>> Start

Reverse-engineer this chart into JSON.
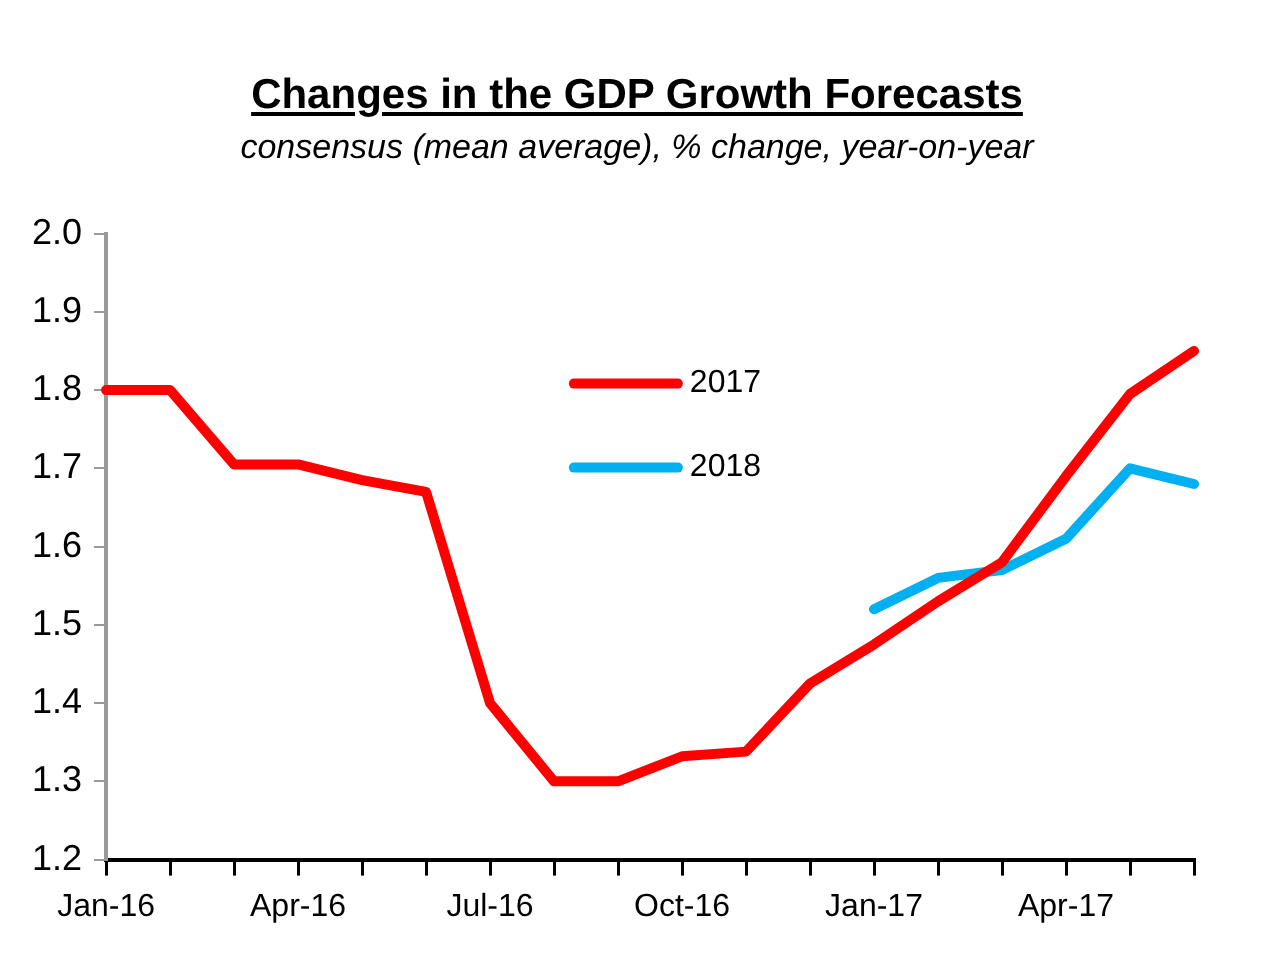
{
  "chart_data": {
    "type": "line",
    "title": "Changes in the GDP Growth Forecasts",
    "subtitle": "consensus (mean average), % change, year-on-year",
    "categories": [
      "Jan-16",
      null,
      null,
      "Apr-16",
      null,
      null,
      "Jul-16",
      null,
      null,
      "Oct-16",
      null,
      null,
      "Jan-17",
      null,
      null,
      "Apr-17",
      null,
      null
    ],
    "series": [
      {
        "name": "2017",
        "color": "#ff0000",
        "values": [
          1.8,
          1.8,
          1.705,
          1.705,
          1.685,
          1.67,
          1.4,
          1.3,
          1.3,
          1.332,
          1.338,
          1.425,
          1.475,
          1.53,
          1.58,
          1.69,
          1.795,
          1.85
        ]
      },
      {
        "name": "2018",
        "color": "#00b0f0",
        "values": [
          null,
          null,
          null,
          null,
          null,
          null,
          null,
          null,
          null,
          null,
          null,
          null,
          1.52,
          1.56,
          1.57,
          1.61,
          1.7,
          1.68
        ]
      }
    ],
    "ylim": [
      1.2,
      2.0
    ],
    "yticks": [
      1.2,
      1.3,
      1.4,
      1.5,
      1.6,
      1.7,
      1.8,
      1.9,
      {
        "value": 2,
        "label": "2.0"
      }
    ],
    "grid": false,
    "legend": "top",
    "marker": "none",
    "line_style": "solid"
  }
}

>> End

## Problem to solve
Transcribe the listing above verbatim. Omit the pictures.

## Answer below
Reverse-engineer this chart into JSON.
{
  "chart_data": {
    "type": "line",
    "title": "Changes in the GDP Growth Forecasts",
    "subtitle": "consensus (mean average), % change, year-on-year",
    "categories": [
      "Jan-16",
      null,
      null,
      "Apr-16",
      null,
      null,
      "Jul-16",
      null,
      null,
      "Oct-16",
      null,
      null,
      "Jan-17",
      null,
      null,
      "Apr-17",
      null,
      null
    ],
    "series": [
      {
        "name": "2017",
        "color": "#ff0000",
        "values": [
          1.8,
          1.8,
          1.705,
          1.705,
          1.685,
          1.67,
          1.4,
          1.3,
          1.3,
          1.332,
          1.338,
          1.425,
          1.475,
          1.53,
          1.58,
          1.69,
          1.795,
          1.85
        ]
      },
      {
        "name": "2018",
        "color": "#00b0f0",
        "values": [
          null,
          null,
          null,
          null,
          null,
          null,
          null,
          null,
          null,
          null,
          null,
          null,
          1.52,
          1.56,
          1.57,
          1.61,
          1.7,
          1.68
        ]
      }
    ],
    "ylim": [
      1.2,
      2.0
    ],
    "yticks": [
      1.2,
      1.3,
      1.4,
      1.5,
      1.6,
      1.7,
      1.8,
      1.9,
      {
        "value": 2,
        "label": "2.0"
      }
    ],
    "grid": false,
    "legend": "top",
    "marker": "none",
    "line_style": "solid"
  }
}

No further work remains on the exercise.